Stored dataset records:
--- start ---

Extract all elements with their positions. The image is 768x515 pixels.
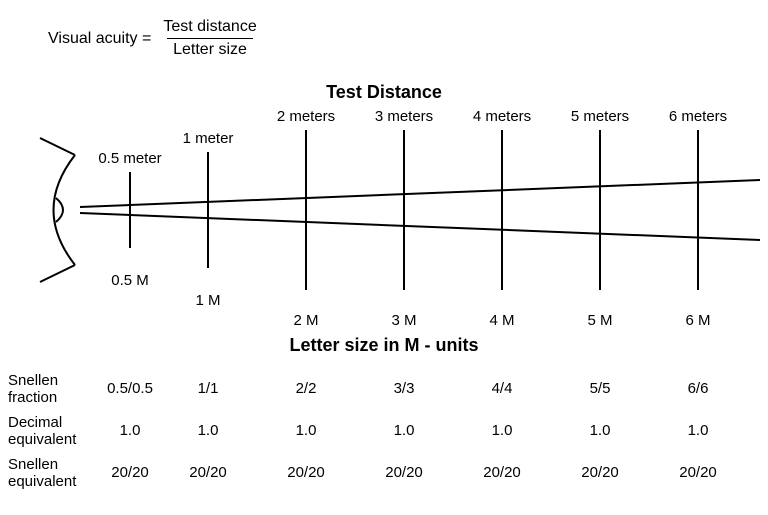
- table-cell: 20/20: [385, 464, 423, 481]
- letter-size-label: 0.5 M: [111, 272, 149, 289]
- acuity-diagram: 0.5 meter 0.5 M 1 meter 1 M 2 meters 2 M 3 met…: [0, 100, 768, 330]
- table-cell: 20/20: [189, 464, 227, 481]
- diagram-svg: [0, 100, 768, 330]
- table-row: Snellenequivalent20/2020/2020/2020/2020/…: [0, 454, 768, 496]
- distance-label: 1 meter: [183, 130, 234, 147]
- distance-label: 6 meters: [669, 108, 727, 125]
- table-cell: 1.0: [198, 422, 219, 439]
- letter-size-label: 1 M: [195, 292, 220, 309]
- letter-size-title: Letter size in M - units: [0, 335, 768, 356]
- table-cell: 1.0: [120, 422, 141, 439]
- table-cell: 3/3: [394, 380, 415, 397]
- table-cell: 20/20: [581, 464, 619, 481]
- formula-lhs: Visual acuity =: [48, 30, 151, 48]
- letter-size-label: 2 M: [293, 312, 318, 329]
- visual-acuity-formula: Visual acuity = Test distance Letter siz…: [48, 18, 263, 59]
- letter-size-label: 5 M: [587, 312, 612, 329]
- row-label: Snellenfraction: [8, 372, 108, 407]
- table-cell: 1.0: [394, 422, 415, 439]
- distance-label: 2 meters: [277, 108, 335, 125]
- letter-size-label: 3 M: [391, 312, 416, 329]
- table-cell: 5/5: [590, 380, 611, 397]
- table-row: Decimalequivalent 1.0 1.0 1.0 1.0 1.0 1.0 1.0: [0, 412, 768, 454]
- table-cell: 1.0: [688, 422, 709, 439]
- table-cell: 0.5/0.5: [107, 380, 153, 397]
- formula-fraction: Test distance Letter size: [157, 18, 262, 59]
- table-row: Snellenfraction0.5/0.5 1/1 2/2 3/3 4/4 5/5 6/6: [0, 370, 768, 412]
- distance-label: 3 meters: [375, 108, 433, 125]
- table-cell: 20/20: [111, 464, 149, 481]
- table-cell: 2/2: [296, 380, 317, 397]
- table-cell: 4/4: [492, 380, 513, 397]
- table-cell: 1.0: [492, 422, 513, 439]
- table-cell: 20/20: [483, 464, 521, 481]
- letter-size-label: 6 M: [685, 312, 710, 329]
- distance-label: 5 meters: [571, 108, 629, 125]
- table-cell: 6/6: [688, 380, 709, 397]
- table-cell: 20/20: [287, 464, 325, 481]
- distance-label: 0.5 meter: [98, 150, 161, 167]
- row-label: Decimalequivalent: [8, 414, 108, 449]
- letter-size-label: 4 M: [489, 312, 514, 329]
- formula-denominator: Letter size: [167, 38, 253, 59]
- acuity-table: Snellenfraction0.5/0.5 1/1 2/2 3/3 4/4 5/5 6/6…: [0, 370, 768, 496]
- table-cell: 1.0: [590, 422, 611, 439]
- table-cell: 1/1: [198, 380, 219, 397]
- table-cell: 1.0: [296, 422, 317, 439]
- table-cell: 20/20: [679, 464, 717, 481]
- formula-numerator: Test distance: [157, 18, 262, 38]
- distance-label: 4 meters: [473, 108, 531, 125]
- row-label: Snellenequivalent: [8, 456, 108, 491]
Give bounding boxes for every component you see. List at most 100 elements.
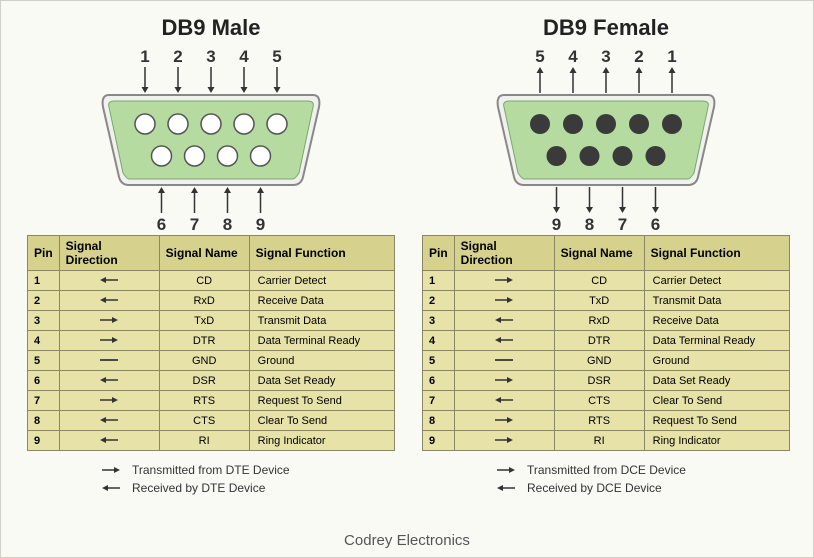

--- end ---

Instruction: Please repeat word for word everything in the records from the line containing "- table-cell: 20/20: [385, 464, 423, 481]" down to the line containing "- distance-label: 2", with both of those lines included.

Written answer:
- table-cell: 20/20: [385, 464, 423, 481]
- letter-size-label: 0.5 M: [111, 272, 149, 289]
- acuity-diagram: 0.5 meter 0.5 M 1 meter 1 M 2 meters 2 M 3 met…: [0, 100, 768, 330]
- table-cell: 20/20: [189, 464, 227, 481]
- diagram-svg: [0, 100, 768, 330]
- table-row: Snellenequivalent20/2020/2020/2020/2020/…: [0, 454, 768, 496]
- distance-label: 1 meter: [183, 130, 234, 147]
- distance-label: 6 meters: [669, 108, 727, 125]
- table-cell: 1.0: [198, 422, 219, 439]
- letter-size-label: 1 M: [195, 292, 220, 309]
- letter-size-title: Letter size in M - units: [0, 335, 768, 356]
- table-cell: 1.0: [120, 422, 141, 439]
- table-cell: 3/3: [394, 380, 415, 397]
- table-cell: 20/20: [581, 464, 619, 481]
- formula-lhs: Visual acuity =: [48, 30, 151, 48]
- letter-size-label: 2 M: [293, 312, 318, 329]
- visual-acuity-formula: Visual acuity = Test distance Letter siz…: [48, 18, 263, 59]
- letter-size-label: 5 M: [587, 312, 612, 329]
- row-label: Snellenfraction: [8, 372, 108, 407]
- table-cell: 1.0: [394, 422, 415, 439]
- distance-label: 2 meters: [277, 108, 335, 125]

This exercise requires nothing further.